**Instruction**
Extract verbatim every line from the one containing "Read this page and output its text content." to the final line of the records below, inclusive, and exclude all pictures.

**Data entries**
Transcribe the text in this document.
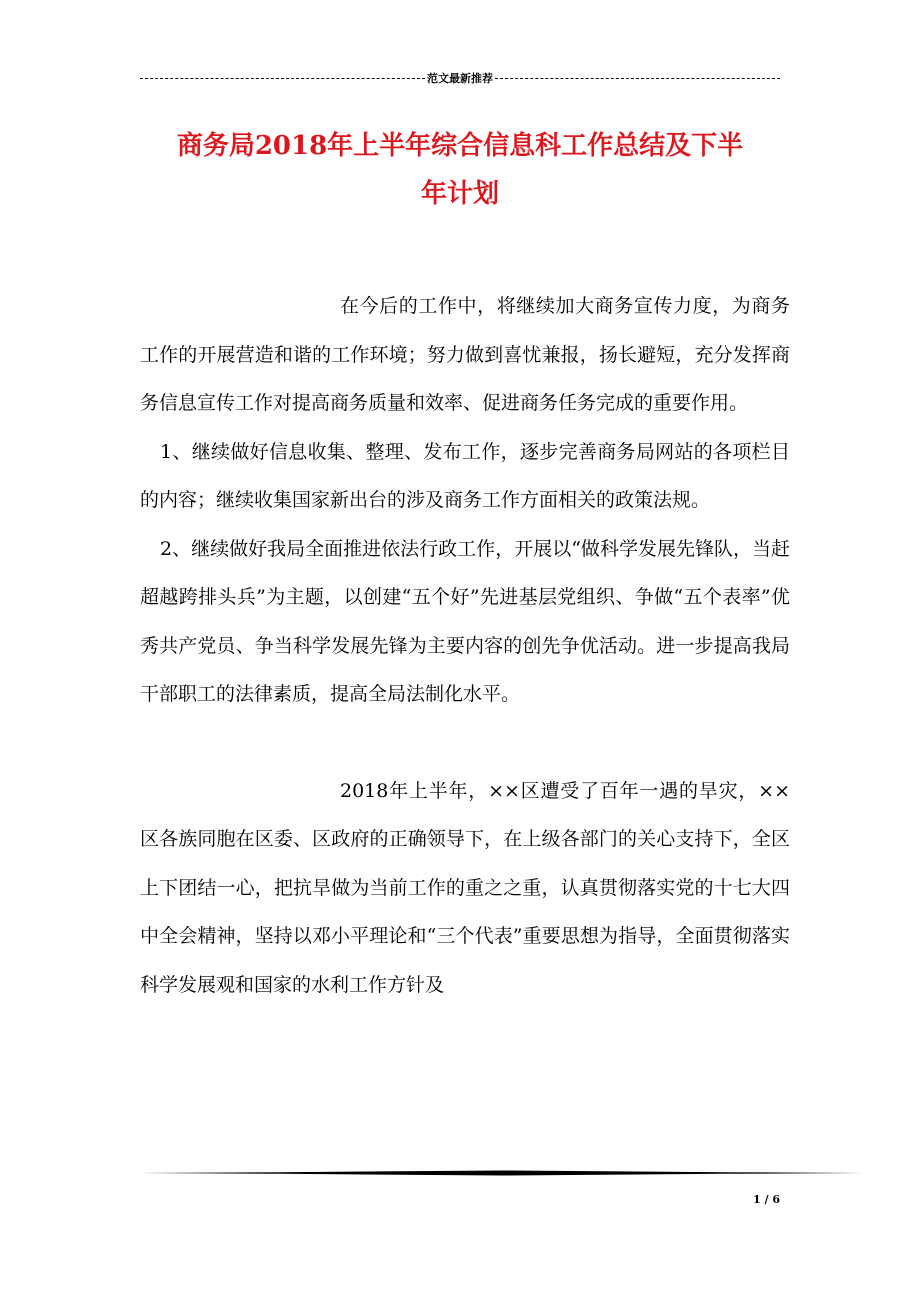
范文最新推荐
商务局2018年上半年综合信息科工作总结及下半
年计划

在今后的工作中，将继续加大商务宣传力度，为商务工作的开展营造和谐的工作环境；努力做到喜忧兼报，扬长避短，充分发挥商务信息宣传工作对提高商务质量和效率、促进商务任务完成的重要作用。

1、继续做好信息收集、整理、发布工作，逐步完善商务局网站的各项栏目的内容；继续收集国家新出台的涉及商务工作方面相关的政策法规。

2、继续做好我局全面推进依法行政工作，开展以“做科学发展先锋队，当赶超越跨排头兵”为主题，以创建“五个好”先进基层党组织、争做“五个表率”优秀共产党员、争当科学发展先锋为主要内容的创先争优活动。进一步提高我局干部职工的法律素质，提高全局法制化水平。

2018年上半年，××区遭受了百年一遇的旱灾，××区各族同胞在区委、区政府的正确领导下，在上级各部门的关心支持下，全区上下团结一心，把抗旱做为当前工作的重之之重，认真贯彻落实党的十七大四中全会精神，坚持以邓小平理论和“三个代表”重要思想为指导，全面贯彻落实科学发展观和国家的水利工作方针及

1 / 6
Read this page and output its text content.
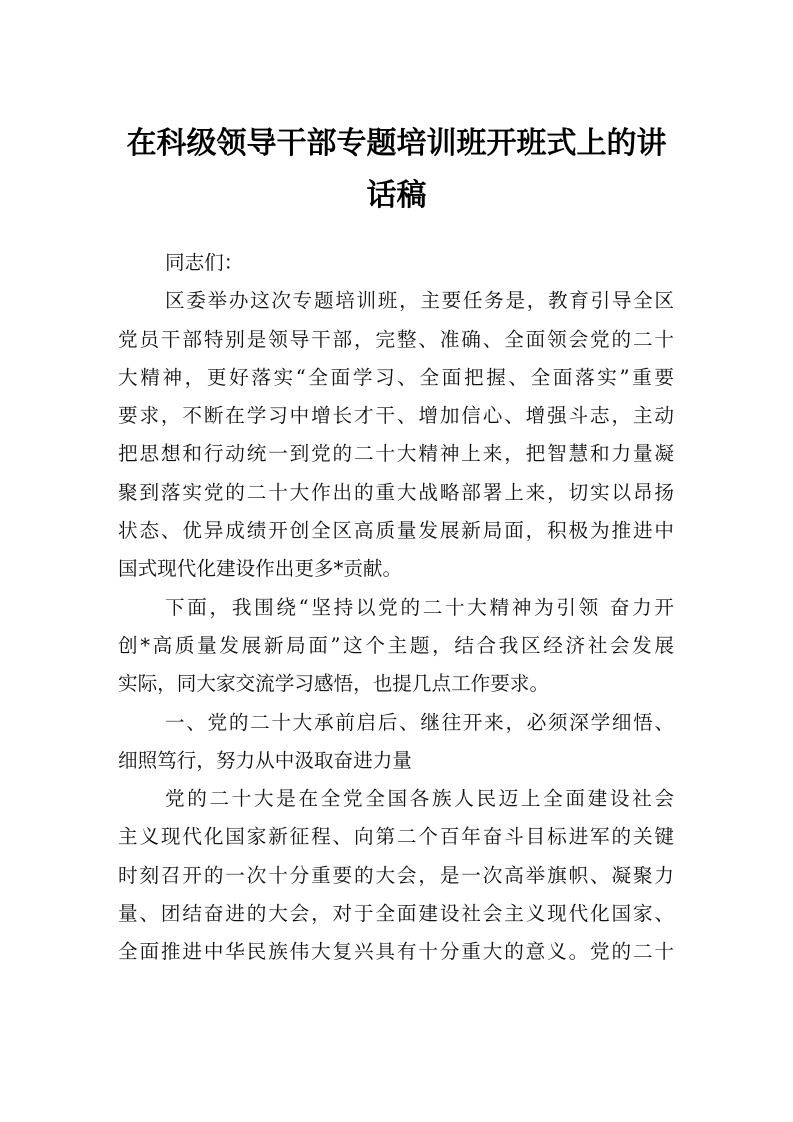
在科级领导干部专题培训班开班式上的讲
话稿

同志们：

区委举办这次专题培训班，主要任务是，教育引导全区
党员干部特别是领导干部，完整、准确、全面领会党的二十
大精神，更好落实“全面学习、全面把握、全面落实”重要
要求，不断在学习中增长才干、增加信心、增强斗志，主动
把思想和行动统一到党的二十大精神上来，把智慧和力量凝
聚到落实党的二十大作出的重大战略部署上来，切实以昂扬
状态、优异成绩开创全区高质量发展新局面，积极为推进中
国式现代化建设作出更多*贡献。

下面，我围绕“坚持以党的二十大精神为引领 奋力开
创*高质量发展新局面”这个主题，结合我区经济社会发展
实际，同大家交流学习感悟，也提几点工作要求。

一、党的二十大承前启后、继往开来，必须深学细悟、
细照笃行，努力从中汲取奋进力量

党的二十大是在全党全国各族人民迈上全面建设社会
主义现代化国家新征程、向第二个百年奋斗目标进军的关键
时刻召开的一次十分重要的大会，是一次高举旗帜、凝聚力
量、团结奋进的大会，对于全面建设社会主义现代化国家、
全面推进中华民族伟大复兴具有十分重大的意义。党的二十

**Response below**
Read this page and output its text content.
在科级领导干部专题培训班开班式上的讲
话稿

同志们：

区委举办这次专题培训班，主要任务是，教育引导全区
党员干部特别是领导干部，完整、准确、全面领会党的二十
大精神，更好落实“全面学习、全面把握、全面落实”重要
要求，不断在学习中增长才干、增加信心、增强斗志，主动
把思想和行动统一到党的二十大精神上来，把智慧和力量凝
聚到落实党的二十大作出的重大战略部署上来，切实以昂扬
状态、优异成绩开创全区高质量发展新局面，积极为推进中
国式现代化建设作出更多*贡献。

下面，我围绕“坚持以党的二十大精神为引领 奋力开
创*高质量发展新局面”这个主题，结合我区经济社会发展
实际，同大家交流学习感悟，也提几点工作要求。

一、党的二十大承前启后、继往开来，必须深学细悟、
细照笃行，努力从中汲取奋进力量

党的二十大是在全党全国各族人民迈上全面建设社会
主义现代化国家新征程、向第二个百年奋斗目标进军的关键
时刻召开的一次十分重要的大会，是一次高举旗帜、凝聚力
量、团结奋进的大会，对于全面建设社会主义现代化国家、
全面推进中华民族伟大复兴具有十分重大的意义。党的二十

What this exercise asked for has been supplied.